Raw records
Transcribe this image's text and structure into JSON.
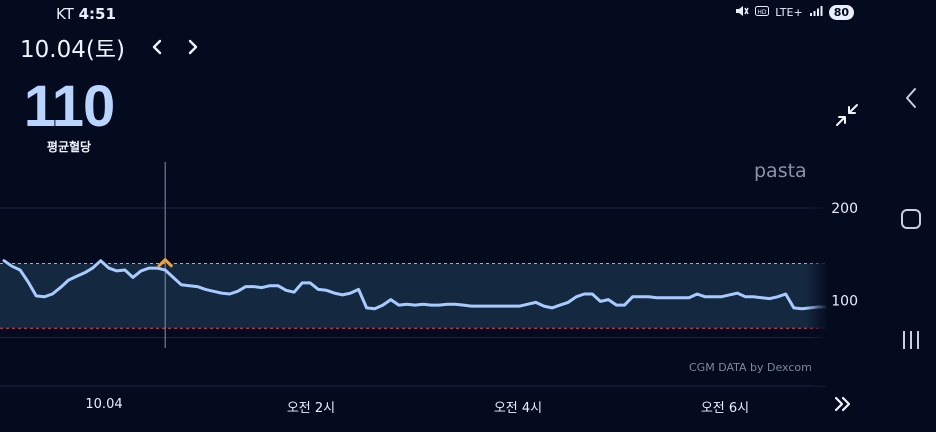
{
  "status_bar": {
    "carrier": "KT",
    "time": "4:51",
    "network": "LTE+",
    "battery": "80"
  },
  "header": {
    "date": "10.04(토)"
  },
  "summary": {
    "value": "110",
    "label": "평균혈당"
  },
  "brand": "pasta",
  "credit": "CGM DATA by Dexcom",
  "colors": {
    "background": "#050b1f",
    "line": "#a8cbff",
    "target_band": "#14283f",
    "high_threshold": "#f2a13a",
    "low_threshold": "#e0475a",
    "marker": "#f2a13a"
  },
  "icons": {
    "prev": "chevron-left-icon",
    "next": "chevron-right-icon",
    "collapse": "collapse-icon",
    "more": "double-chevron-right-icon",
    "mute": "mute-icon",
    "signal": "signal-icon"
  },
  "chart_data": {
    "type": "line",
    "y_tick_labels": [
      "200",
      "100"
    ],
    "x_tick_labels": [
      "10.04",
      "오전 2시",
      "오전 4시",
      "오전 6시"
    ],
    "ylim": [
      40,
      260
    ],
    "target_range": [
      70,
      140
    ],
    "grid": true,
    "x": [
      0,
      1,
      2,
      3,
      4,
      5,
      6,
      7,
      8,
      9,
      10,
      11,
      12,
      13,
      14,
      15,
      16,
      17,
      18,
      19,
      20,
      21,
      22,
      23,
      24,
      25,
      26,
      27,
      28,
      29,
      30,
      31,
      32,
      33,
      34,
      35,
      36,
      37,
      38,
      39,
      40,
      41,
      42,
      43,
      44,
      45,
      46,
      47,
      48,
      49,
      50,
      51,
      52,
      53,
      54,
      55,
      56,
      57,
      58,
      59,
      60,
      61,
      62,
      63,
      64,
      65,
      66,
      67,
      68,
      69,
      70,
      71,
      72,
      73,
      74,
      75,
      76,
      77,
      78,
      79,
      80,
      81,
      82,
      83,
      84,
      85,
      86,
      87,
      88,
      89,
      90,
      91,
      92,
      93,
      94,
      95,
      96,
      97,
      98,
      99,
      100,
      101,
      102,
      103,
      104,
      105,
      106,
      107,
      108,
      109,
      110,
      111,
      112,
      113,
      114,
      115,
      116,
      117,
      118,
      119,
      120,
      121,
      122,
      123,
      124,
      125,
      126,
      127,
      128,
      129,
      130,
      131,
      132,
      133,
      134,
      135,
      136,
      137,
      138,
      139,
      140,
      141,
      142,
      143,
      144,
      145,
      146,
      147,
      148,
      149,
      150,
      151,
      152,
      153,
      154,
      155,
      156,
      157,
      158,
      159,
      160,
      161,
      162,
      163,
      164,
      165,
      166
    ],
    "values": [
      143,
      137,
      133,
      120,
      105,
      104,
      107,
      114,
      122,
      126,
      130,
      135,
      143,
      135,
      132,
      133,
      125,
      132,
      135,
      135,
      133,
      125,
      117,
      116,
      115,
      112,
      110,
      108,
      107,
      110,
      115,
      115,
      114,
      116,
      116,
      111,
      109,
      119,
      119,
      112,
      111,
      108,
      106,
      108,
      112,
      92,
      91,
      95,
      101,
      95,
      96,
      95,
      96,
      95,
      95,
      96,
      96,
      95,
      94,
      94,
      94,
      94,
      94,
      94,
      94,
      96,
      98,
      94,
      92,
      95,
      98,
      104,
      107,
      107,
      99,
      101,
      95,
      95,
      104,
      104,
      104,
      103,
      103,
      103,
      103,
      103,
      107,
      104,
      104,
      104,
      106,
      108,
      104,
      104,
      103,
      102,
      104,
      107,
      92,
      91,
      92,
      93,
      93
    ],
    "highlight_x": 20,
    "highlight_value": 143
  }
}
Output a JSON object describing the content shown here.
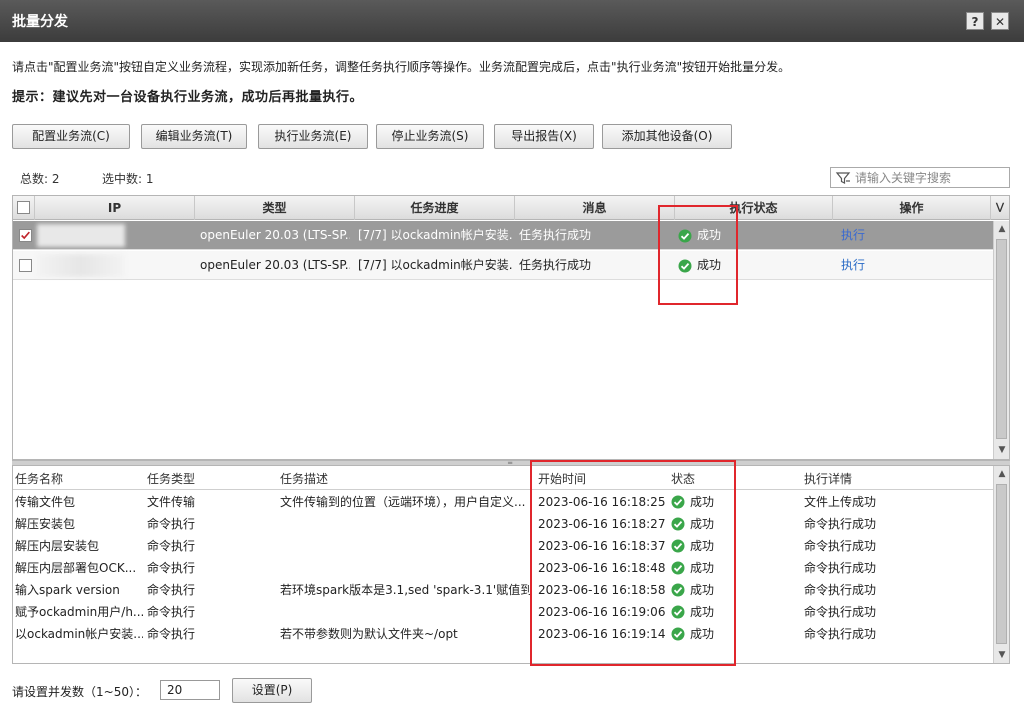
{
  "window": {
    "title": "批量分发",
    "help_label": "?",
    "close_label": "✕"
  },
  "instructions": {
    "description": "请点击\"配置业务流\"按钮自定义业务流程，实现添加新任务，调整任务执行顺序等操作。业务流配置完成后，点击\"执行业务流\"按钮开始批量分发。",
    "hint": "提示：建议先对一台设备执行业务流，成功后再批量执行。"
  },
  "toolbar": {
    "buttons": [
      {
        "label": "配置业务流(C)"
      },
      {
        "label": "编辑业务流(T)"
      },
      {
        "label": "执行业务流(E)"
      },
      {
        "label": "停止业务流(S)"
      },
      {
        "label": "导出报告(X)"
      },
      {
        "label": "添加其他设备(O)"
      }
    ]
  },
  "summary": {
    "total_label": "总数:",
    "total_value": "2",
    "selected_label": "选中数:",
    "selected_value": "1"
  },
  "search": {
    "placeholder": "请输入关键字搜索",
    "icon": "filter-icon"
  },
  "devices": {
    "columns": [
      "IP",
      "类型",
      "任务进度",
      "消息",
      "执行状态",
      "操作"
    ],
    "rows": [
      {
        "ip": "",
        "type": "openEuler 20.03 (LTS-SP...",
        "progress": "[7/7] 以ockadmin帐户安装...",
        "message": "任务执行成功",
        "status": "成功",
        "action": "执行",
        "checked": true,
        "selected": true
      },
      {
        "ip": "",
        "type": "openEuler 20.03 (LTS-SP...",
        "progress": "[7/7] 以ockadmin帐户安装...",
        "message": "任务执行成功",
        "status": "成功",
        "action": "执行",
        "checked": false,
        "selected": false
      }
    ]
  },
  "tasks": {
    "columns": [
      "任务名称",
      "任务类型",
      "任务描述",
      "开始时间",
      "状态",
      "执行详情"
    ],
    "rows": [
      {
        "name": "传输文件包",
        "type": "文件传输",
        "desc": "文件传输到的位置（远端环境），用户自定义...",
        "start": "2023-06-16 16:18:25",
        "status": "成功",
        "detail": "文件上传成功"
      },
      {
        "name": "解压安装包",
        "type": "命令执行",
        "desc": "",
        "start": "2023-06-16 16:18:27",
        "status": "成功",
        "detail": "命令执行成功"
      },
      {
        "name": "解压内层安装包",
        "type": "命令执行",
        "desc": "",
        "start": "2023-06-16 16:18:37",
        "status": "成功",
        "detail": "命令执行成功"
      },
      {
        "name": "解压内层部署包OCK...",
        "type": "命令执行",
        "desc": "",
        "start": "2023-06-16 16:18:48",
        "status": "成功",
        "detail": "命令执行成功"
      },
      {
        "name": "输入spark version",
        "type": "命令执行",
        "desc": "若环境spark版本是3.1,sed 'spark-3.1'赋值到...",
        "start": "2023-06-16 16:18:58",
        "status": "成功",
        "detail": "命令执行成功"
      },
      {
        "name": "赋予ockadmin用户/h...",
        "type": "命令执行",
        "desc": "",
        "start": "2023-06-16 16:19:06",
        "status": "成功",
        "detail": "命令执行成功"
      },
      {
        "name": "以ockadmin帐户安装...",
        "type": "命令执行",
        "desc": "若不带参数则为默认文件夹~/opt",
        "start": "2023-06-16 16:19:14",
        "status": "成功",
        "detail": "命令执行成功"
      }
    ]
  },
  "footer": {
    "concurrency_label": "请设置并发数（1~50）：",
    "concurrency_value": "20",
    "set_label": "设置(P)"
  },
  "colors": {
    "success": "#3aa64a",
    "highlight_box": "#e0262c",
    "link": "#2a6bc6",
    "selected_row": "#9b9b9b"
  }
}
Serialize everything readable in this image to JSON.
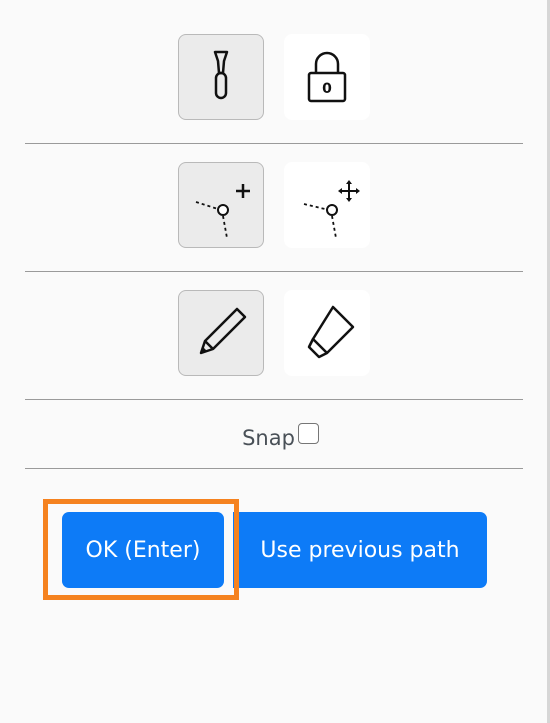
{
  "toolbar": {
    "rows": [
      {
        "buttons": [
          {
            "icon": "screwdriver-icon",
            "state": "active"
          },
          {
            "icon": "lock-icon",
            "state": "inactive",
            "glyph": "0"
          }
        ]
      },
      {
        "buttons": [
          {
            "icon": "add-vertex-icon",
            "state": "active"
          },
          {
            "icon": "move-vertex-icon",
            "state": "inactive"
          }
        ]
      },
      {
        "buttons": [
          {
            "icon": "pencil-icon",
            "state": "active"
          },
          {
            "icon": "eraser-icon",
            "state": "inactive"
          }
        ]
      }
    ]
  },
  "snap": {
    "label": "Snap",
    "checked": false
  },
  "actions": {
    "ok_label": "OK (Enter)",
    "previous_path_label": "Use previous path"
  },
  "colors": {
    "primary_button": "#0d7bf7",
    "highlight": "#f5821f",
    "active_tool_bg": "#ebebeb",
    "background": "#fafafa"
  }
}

■ Required work:
Output only the lines from the line that contains "Serialize everything readable" through the end of the material, both ends included, and skip every picture.

■ Solution for this task:
Serialize everything readable in this image to JSON.
{
  "toolbar": {
    "rows": [
      {
        "buttons": [
          {
            "icon": "screwdriver-icon",
            "state": "active"
          },
          {
            "icon": "lock-icon",
            "state": "inactive",
            "glyph": "0"
          }
        ]
      },
      {
        "buttons": [
          {
            "icon": "add-vertex-icon",
            "state": "active"
          },
          {
            "icon": "move-vertex-icon",
            "state": "inactive"
          }
        ]
      },
      {
        "buttons": [
          {
            "icon": "pencil-icon",
            "state": "active"
          },
          {
            "icon": "eraser-icon",
            "state": "inactive"
          }
        ]
      }
    ]
  },
  "snap": {
    "label": "Snap",
    "checked": false
  },
  "actions": {
    "ok_label": "OK (Enter)",
    "previous_path_label": "Use previous path"
  },
  "colors": {
    "primary_button": "#0d7bf7",
    "highlight": "#f5821f",
    "active_tool_bg": "#ebebeb",
    "background": "#fafafa"
  }
}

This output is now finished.